List each line in which the string "organización" appears.

Data entries
────────

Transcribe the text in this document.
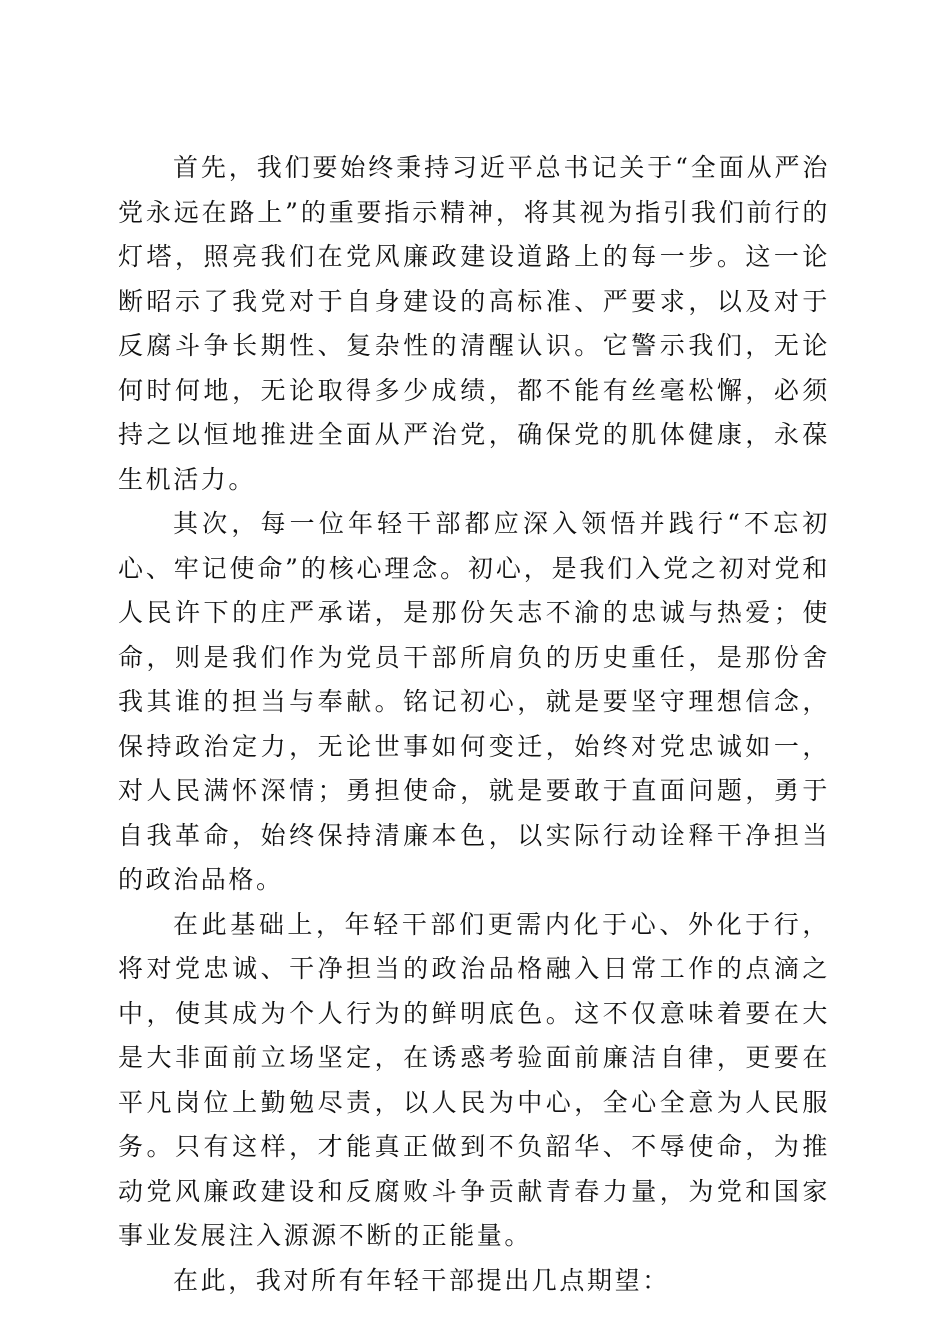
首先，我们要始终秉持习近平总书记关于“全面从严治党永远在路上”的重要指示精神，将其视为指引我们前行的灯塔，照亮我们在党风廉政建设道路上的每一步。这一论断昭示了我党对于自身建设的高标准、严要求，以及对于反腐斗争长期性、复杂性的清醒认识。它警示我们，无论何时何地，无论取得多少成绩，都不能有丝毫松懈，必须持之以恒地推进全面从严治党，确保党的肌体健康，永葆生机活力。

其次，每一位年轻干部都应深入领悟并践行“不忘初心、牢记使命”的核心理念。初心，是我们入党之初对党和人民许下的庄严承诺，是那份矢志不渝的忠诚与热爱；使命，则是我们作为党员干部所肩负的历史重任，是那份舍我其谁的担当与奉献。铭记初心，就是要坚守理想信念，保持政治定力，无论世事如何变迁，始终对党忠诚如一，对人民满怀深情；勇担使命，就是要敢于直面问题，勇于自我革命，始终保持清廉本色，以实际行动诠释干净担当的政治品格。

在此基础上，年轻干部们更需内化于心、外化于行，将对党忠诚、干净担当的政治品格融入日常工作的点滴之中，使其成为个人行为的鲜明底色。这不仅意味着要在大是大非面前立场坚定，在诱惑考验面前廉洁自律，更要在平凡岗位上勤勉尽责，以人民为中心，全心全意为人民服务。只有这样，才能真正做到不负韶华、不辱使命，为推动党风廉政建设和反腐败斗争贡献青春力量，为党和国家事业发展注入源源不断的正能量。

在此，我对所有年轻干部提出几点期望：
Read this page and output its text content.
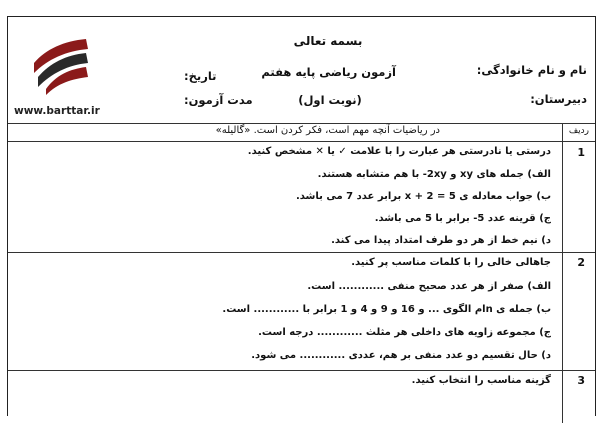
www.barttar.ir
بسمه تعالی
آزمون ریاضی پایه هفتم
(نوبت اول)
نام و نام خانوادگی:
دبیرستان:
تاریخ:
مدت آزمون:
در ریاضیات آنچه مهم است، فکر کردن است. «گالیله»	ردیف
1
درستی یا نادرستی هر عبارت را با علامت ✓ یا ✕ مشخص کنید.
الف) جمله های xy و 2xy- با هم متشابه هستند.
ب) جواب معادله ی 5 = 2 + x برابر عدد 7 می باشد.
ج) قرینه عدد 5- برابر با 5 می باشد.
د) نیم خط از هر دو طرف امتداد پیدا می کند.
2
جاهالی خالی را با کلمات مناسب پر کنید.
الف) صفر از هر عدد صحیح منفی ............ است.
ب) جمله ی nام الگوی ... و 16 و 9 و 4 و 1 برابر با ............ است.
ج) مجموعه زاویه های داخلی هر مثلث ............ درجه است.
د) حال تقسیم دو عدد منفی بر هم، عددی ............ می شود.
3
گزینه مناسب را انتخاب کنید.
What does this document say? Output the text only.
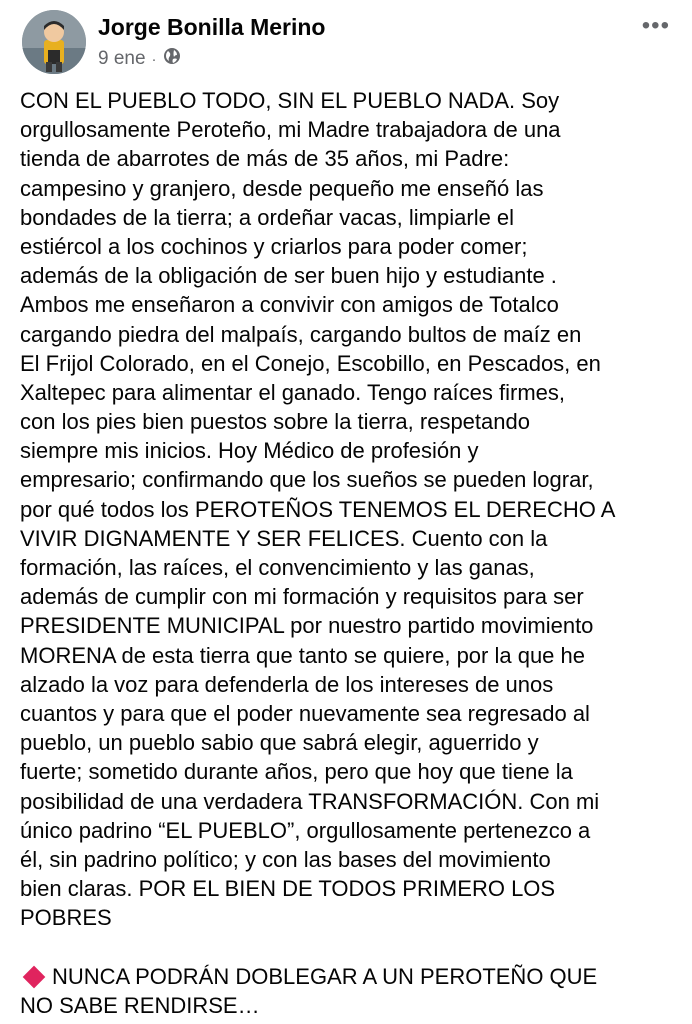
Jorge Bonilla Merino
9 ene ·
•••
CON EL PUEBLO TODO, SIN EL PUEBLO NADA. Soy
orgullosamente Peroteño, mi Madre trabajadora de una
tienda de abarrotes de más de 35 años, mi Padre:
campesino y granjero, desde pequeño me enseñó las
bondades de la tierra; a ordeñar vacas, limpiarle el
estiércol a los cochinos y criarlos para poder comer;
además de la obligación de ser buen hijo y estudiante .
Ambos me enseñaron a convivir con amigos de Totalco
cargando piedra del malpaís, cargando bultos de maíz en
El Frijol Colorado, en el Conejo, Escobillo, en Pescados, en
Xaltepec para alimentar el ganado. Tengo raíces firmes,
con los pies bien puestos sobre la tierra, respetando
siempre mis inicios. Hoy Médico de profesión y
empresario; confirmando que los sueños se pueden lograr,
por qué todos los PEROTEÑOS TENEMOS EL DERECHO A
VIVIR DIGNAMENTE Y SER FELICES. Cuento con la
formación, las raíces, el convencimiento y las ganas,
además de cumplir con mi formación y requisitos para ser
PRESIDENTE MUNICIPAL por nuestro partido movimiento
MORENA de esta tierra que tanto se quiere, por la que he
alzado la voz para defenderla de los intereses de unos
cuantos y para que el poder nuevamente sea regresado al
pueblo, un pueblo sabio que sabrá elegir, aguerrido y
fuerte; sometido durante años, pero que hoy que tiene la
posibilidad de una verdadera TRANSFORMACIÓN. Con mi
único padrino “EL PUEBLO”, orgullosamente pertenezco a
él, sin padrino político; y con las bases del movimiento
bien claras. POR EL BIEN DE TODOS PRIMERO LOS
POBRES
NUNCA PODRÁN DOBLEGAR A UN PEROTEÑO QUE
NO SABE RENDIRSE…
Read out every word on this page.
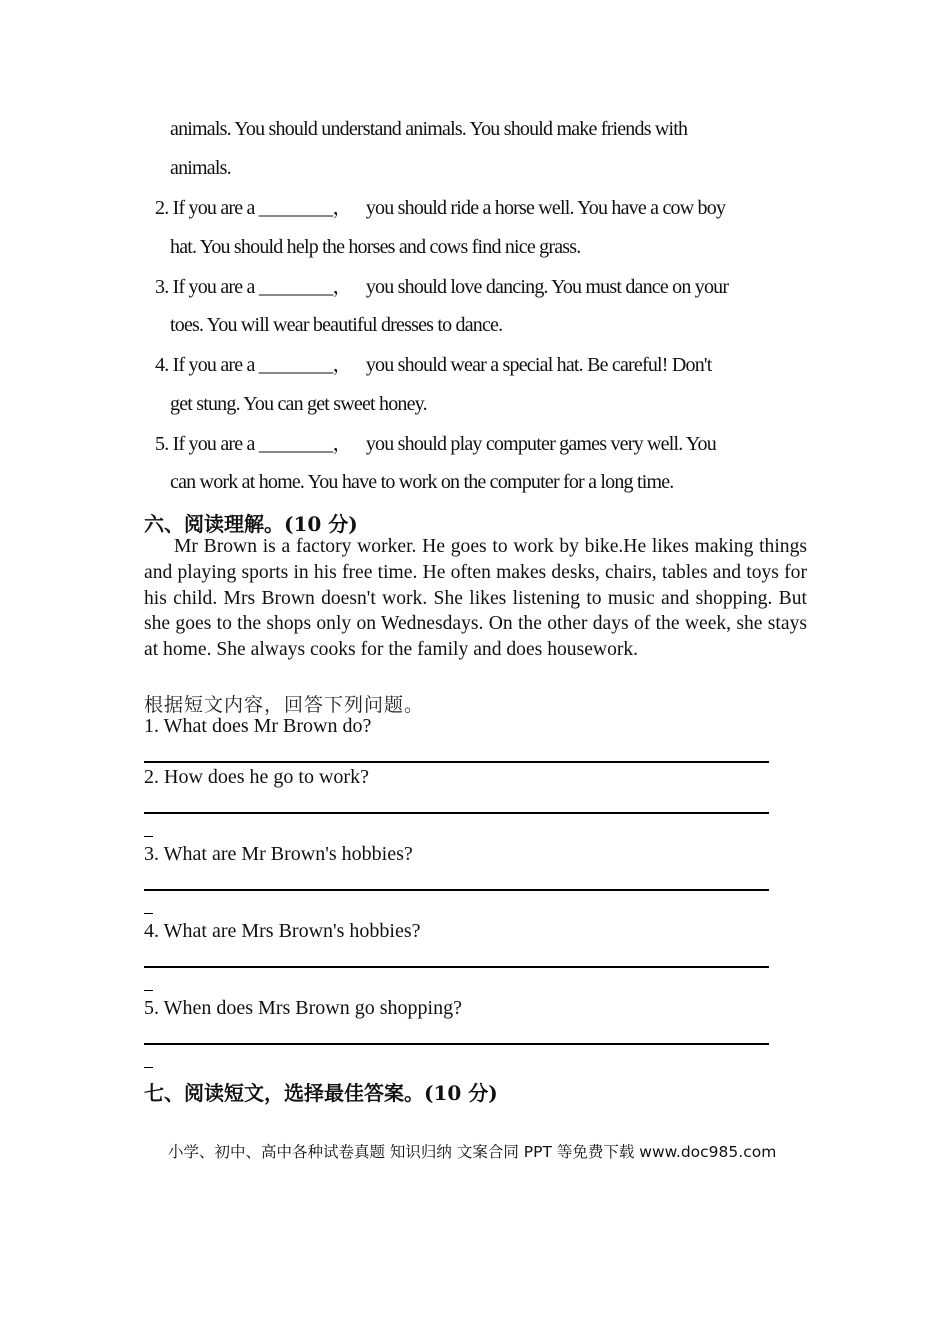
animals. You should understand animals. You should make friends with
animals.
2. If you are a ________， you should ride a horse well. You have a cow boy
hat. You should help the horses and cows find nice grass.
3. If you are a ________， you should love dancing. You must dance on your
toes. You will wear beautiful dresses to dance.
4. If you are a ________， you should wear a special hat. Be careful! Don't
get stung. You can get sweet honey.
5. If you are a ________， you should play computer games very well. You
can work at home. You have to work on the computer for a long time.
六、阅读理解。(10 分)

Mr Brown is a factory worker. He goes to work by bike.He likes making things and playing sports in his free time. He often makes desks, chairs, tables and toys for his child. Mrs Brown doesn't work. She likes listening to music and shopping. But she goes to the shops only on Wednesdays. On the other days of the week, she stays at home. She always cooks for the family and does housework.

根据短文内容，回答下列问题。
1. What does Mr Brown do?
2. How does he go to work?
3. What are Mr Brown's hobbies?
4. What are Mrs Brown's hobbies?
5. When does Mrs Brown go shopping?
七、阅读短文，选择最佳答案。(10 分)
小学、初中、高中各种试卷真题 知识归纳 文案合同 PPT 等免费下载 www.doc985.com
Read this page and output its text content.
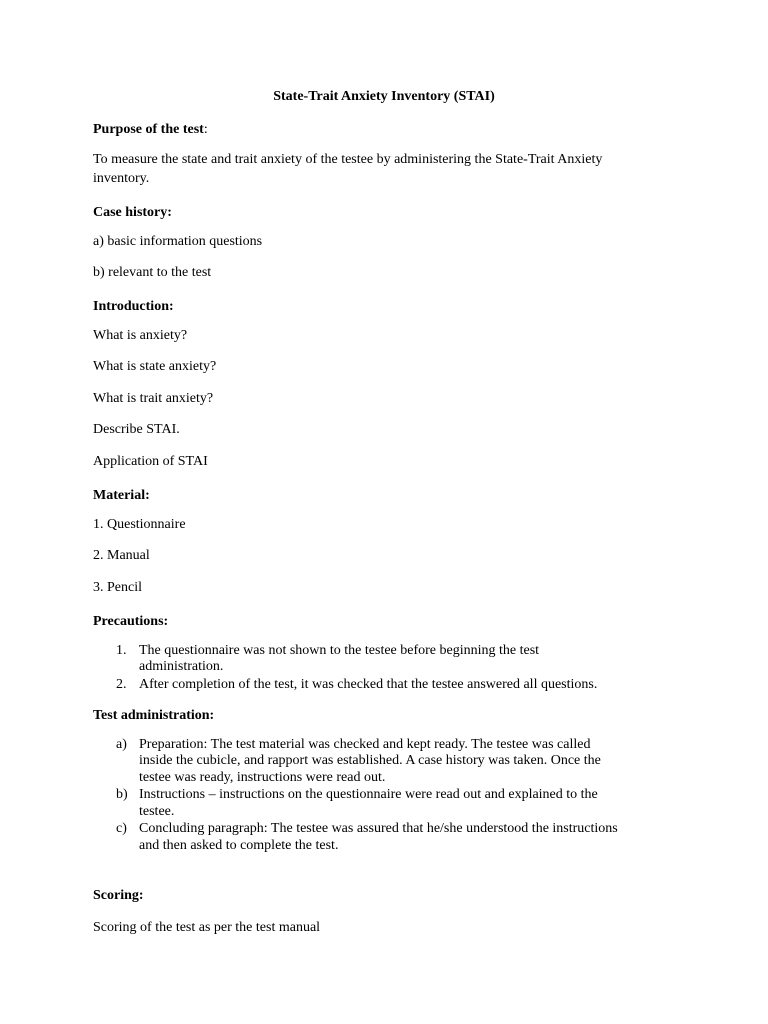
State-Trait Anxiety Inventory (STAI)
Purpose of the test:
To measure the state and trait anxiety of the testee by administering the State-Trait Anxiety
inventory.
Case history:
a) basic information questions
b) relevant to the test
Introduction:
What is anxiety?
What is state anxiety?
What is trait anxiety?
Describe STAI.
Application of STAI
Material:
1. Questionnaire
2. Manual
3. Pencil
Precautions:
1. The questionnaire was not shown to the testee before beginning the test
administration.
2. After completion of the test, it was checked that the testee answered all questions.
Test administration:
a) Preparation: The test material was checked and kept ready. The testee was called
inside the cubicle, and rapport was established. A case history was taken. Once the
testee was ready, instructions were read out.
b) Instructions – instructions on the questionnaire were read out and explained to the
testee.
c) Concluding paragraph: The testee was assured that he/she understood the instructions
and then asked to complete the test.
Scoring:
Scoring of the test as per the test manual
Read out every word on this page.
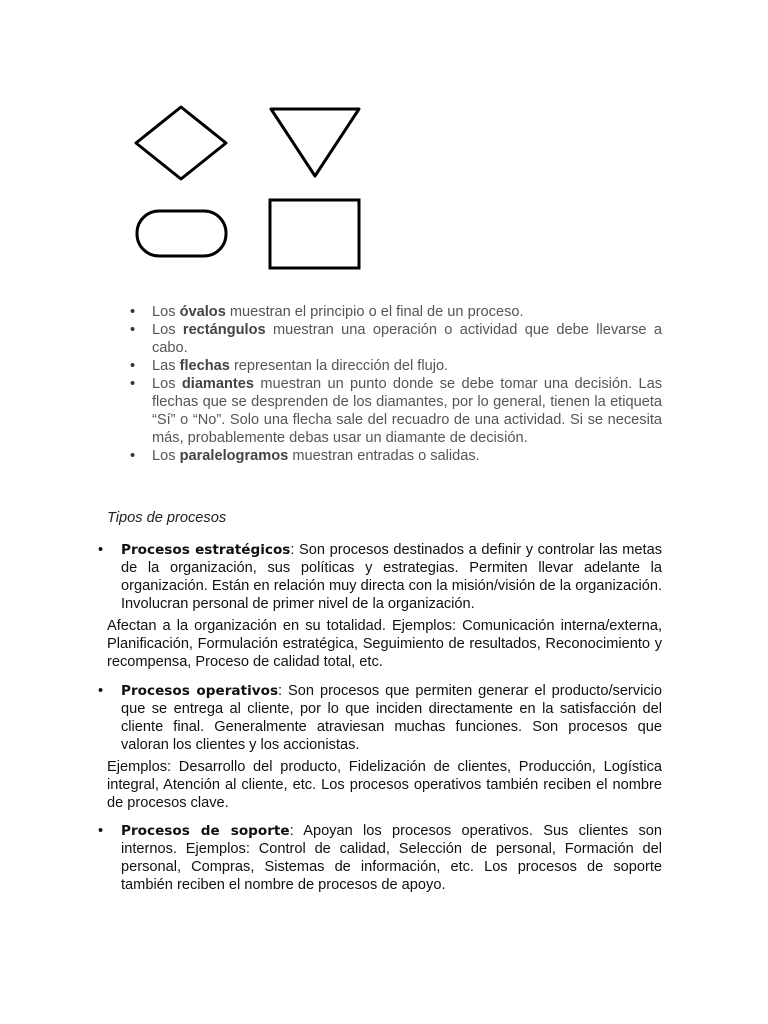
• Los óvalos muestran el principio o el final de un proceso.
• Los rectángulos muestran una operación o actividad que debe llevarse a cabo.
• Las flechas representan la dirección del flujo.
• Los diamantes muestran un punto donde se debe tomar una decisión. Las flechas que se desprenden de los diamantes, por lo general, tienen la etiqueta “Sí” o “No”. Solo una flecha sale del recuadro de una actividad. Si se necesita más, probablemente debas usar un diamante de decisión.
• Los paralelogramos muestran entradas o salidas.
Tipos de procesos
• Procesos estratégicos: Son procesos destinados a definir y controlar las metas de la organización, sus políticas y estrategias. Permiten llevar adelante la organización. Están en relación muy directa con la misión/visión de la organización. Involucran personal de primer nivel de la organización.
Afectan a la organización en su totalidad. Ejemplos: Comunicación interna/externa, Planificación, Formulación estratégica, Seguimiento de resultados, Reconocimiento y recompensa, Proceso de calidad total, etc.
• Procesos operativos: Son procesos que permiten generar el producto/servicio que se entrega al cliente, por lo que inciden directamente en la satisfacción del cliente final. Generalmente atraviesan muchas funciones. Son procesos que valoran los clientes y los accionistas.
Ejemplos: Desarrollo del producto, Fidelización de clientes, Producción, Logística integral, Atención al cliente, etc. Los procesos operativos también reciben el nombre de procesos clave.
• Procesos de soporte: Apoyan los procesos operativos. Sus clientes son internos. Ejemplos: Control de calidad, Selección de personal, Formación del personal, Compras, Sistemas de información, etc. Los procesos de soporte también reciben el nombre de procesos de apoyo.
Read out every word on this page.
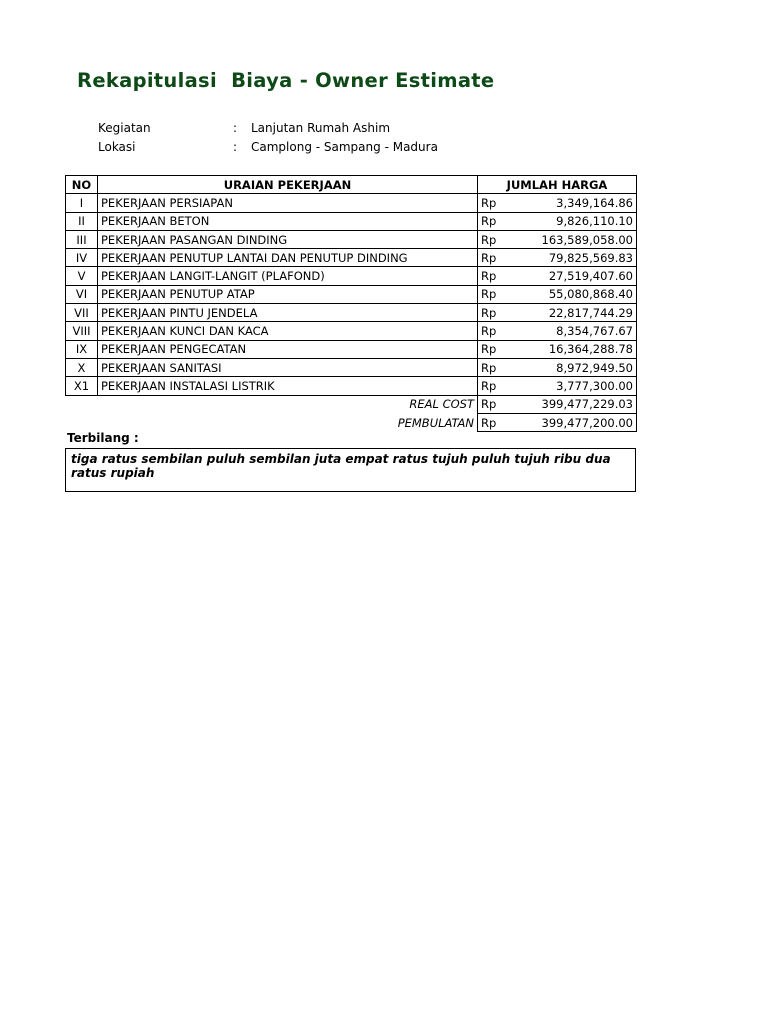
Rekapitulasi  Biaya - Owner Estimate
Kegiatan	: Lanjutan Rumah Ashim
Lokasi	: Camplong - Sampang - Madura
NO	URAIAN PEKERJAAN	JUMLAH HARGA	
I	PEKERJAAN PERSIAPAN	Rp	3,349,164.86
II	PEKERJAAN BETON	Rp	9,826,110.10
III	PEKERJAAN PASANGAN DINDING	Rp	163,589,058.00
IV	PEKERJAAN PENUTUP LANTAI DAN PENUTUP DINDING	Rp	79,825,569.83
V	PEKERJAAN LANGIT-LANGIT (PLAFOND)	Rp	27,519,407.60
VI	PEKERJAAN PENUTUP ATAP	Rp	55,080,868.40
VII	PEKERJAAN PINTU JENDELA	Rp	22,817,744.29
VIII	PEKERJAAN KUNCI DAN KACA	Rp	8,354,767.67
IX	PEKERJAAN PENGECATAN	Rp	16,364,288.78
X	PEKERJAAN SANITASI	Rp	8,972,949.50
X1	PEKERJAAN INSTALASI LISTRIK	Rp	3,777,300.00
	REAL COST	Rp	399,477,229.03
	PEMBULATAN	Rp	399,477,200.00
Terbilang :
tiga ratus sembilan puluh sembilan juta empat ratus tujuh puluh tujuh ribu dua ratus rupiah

────────

OUTPUT BELOW:
• Procesos estratégicos: Son procesos destinados a definir y controlar las metas de la organización, sus políticas y estrategias. Permiten llevar adelante la organización. Están en relación muy directa con la misión/visión de la organización. Involucran personal de primer nivel de la organización.
Afectan a la organización en su totalidad. Ejemplos: Comunicación interna/externa, Planificación, Formulación estratégica, Seguimiento de resultados, Reconocimiento y recompensa, Proceso de calidad total, etc.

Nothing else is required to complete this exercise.